» Instruction
Copy every line of the records below where the word "passwd" occurs.

════════

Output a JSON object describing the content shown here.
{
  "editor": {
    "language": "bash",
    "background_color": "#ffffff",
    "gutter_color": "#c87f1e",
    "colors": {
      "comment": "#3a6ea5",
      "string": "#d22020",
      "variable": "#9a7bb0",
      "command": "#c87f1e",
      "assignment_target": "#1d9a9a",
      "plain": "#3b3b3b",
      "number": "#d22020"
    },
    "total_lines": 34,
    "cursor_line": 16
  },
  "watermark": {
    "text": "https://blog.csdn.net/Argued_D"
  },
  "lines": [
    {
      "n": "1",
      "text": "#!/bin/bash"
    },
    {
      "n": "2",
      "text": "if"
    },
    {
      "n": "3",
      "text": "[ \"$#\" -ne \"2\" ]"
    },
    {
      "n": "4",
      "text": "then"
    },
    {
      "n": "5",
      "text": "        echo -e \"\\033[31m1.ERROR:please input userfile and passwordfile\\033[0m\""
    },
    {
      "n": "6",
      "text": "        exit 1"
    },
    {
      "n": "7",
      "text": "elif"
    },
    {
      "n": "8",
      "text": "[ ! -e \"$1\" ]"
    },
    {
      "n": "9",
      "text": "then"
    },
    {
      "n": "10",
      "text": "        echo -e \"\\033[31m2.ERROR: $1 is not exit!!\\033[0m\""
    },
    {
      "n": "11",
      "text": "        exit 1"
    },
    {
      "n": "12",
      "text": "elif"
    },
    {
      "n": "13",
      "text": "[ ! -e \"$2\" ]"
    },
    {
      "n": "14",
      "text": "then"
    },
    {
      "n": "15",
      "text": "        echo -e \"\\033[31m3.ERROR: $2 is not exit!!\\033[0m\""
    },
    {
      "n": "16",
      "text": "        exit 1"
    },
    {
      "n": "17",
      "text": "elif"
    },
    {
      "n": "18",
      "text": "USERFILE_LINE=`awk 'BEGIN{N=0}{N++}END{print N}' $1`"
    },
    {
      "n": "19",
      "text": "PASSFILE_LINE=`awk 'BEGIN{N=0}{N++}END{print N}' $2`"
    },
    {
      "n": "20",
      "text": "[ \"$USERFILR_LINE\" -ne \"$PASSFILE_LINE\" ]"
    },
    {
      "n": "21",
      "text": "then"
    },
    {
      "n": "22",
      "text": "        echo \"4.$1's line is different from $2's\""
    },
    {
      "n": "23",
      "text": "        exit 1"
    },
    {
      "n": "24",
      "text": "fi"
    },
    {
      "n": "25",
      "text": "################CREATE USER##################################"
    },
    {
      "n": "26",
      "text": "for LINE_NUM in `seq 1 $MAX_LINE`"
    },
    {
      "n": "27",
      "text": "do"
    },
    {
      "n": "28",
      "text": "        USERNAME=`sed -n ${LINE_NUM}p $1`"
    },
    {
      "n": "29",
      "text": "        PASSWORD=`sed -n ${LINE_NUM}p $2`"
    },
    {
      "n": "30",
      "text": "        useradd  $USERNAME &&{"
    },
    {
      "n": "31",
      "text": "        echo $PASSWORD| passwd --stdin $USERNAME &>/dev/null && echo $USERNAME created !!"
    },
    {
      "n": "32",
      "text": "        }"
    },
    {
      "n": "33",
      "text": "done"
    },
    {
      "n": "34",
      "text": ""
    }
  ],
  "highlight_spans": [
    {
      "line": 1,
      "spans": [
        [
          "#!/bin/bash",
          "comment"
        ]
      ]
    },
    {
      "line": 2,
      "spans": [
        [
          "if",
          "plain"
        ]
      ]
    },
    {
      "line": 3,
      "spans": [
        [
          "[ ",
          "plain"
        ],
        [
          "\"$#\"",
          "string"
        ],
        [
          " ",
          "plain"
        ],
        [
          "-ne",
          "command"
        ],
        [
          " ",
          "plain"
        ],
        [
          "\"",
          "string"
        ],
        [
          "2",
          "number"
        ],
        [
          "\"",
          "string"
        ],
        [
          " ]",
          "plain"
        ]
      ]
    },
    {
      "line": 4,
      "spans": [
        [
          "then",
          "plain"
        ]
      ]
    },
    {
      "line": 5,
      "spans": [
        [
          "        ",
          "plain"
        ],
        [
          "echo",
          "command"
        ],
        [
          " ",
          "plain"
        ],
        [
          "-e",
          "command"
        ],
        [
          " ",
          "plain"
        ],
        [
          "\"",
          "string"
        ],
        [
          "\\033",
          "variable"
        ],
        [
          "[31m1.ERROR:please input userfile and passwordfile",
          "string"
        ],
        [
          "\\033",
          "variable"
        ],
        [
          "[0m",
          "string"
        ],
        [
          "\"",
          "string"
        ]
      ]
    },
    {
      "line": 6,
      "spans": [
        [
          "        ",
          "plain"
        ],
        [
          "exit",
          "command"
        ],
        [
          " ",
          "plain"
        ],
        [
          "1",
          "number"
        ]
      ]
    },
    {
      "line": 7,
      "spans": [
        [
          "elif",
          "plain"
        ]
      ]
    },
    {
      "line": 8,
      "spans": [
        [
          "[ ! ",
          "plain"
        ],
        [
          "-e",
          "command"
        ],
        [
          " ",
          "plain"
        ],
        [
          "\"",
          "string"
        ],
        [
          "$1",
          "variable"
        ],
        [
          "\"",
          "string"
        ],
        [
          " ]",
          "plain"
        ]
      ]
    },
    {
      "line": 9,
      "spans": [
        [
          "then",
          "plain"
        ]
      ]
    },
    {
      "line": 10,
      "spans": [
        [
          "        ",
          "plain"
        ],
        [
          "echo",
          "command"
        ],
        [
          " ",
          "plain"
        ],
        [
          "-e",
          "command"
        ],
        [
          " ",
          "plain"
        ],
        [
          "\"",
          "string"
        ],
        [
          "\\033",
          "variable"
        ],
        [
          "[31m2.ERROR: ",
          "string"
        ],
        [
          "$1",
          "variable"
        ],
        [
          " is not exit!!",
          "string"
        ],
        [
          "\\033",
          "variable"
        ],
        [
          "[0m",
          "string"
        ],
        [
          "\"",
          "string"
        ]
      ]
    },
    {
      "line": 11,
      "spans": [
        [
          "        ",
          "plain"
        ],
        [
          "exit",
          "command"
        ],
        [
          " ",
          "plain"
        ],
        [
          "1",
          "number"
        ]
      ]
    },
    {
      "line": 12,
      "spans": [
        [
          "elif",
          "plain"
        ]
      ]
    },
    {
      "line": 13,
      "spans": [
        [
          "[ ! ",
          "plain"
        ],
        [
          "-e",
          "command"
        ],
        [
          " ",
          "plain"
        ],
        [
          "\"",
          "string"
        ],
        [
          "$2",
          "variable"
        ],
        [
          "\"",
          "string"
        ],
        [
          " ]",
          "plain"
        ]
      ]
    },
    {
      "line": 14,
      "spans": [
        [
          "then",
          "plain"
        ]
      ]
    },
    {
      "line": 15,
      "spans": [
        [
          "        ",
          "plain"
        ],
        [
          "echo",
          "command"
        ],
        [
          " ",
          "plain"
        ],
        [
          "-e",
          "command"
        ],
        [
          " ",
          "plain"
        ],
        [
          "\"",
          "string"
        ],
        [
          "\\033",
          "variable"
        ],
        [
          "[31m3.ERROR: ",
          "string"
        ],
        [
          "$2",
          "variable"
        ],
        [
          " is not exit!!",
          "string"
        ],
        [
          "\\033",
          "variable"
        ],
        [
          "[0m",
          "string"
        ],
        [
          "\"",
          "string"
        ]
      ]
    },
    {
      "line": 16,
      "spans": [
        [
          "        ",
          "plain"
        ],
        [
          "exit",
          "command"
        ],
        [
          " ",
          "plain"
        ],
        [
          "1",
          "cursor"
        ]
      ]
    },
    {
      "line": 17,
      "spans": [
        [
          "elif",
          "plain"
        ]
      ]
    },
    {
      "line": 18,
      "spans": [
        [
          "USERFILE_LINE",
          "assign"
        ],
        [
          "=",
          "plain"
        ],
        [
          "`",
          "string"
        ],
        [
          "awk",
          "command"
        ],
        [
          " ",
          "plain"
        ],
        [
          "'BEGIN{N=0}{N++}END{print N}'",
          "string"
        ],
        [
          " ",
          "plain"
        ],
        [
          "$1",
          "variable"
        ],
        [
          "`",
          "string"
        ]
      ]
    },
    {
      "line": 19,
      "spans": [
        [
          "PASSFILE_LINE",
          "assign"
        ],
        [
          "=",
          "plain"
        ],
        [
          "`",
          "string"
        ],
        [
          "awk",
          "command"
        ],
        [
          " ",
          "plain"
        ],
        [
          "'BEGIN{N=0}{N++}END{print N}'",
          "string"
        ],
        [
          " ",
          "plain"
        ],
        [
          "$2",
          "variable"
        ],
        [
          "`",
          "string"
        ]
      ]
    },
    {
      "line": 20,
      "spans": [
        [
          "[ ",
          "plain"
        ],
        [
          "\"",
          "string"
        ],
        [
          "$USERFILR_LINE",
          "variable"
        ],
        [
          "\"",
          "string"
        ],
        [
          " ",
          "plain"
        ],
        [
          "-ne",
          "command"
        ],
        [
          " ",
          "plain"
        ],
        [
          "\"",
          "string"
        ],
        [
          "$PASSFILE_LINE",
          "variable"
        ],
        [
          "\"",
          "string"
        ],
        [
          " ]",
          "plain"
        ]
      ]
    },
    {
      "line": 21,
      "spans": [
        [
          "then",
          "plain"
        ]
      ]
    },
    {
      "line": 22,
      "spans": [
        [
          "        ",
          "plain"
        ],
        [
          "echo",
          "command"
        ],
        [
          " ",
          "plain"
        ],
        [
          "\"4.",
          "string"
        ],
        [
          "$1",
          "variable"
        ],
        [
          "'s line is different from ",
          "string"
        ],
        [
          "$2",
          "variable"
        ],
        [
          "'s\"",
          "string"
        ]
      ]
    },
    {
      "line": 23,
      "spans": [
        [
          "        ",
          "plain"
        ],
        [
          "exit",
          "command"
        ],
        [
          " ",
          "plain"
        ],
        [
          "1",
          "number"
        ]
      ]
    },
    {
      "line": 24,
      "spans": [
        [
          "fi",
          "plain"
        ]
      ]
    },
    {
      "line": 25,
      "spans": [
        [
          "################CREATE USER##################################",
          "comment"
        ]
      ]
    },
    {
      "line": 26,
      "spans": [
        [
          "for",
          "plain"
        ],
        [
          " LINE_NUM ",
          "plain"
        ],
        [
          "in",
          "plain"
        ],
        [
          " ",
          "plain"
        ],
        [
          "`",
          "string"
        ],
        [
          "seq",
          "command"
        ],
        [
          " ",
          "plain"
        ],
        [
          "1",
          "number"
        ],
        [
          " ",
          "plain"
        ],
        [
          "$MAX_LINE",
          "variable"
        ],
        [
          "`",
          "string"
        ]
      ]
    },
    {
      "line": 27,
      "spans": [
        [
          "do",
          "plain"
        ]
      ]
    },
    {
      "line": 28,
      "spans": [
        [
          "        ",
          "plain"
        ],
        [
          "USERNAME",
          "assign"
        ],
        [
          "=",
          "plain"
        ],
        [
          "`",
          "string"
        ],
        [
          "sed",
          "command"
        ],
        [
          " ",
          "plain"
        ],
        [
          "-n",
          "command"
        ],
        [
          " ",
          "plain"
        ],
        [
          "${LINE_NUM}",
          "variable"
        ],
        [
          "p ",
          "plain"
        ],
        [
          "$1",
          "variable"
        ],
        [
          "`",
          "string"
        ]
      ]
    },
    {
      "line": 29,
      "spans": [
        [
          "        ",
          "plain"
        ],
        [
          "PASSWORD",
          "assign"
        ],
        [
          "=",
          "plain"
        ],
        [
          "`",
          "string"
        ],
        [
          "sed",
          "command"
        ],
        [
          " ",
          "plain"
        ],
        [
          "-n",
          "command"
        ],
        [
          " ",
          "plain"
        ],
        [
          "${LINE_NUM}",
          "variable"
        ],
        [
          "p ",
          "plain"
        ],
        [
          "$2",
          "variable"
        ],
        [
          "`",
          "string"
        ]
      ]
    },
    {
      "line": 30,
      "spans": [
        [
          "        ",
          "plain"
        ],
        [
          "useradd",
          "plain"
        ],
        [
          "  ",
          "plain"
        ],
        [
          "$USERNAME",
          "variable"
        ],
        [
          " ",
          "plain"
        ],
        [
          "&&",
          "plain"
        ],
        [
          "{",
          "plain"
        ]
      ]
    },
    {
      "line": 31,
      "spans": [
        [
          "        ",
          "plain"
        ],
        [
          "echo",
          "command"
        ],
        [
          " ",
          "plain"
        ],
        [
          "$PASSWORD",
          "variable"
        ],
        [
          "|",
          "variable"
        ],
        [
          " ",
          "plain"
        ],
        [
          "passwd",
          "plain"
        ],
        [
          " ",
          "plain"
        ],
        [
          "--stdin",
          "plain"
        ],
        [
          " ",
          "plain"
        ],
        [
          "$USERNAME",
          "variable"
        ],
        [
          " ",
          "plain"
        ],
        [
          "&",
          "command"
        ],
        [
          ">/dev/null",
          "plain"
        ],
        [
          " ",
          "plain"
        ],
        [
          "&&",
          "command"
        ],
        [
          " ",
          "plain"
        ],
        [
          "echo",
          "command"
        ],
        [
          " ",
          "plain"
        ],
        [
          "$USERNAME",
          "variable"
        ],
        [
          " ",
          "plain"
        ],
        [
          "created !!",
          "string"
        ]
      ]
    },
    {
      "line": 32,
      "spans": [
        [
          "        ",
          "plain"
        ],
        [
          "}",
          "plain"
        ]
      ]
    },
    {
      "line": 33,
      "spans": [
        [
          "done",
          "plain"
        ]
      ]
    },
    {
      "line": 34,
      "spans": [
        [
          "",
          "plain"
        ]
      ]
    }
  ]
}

════════

» Response to the exercise
      "text": "        echo $PASSWORD| passwd --stdin $USERNAME &>/dev/null && echo $USERNAME created !!"
          "passwd",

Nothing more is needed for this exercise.